# DIRECTION
Copy out each line exactly as it appears.

# GIVEN DATA
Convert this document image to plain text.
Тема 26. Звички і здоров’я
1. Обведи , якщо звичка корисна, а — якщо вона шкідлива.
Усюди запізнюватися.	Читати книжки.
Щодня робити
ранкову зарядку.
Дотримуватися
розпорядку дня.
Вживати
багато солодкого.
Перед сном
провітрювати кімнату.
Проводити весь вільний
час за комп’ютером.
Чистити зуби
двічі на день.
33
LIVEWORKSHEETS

# TASK RESPONSE
Convert this document image to plain text.
Тема 26. Звички і здоров’я
1. Обведи , якщо звичка корисна, а — якщо вона шкідлива.
Усюди запізнюватися.	Читати книжки.
Щодня робити
ранкову зарядку.
Дотримуватися
розпорядку дня.
Вживати
багато солодкого.
Перед сном
провітрювати кімнату.
Проводити весь вільний
час за комп’ютером.
Чистити зуби
двічі на день.
33
LIVEWORKSHEETS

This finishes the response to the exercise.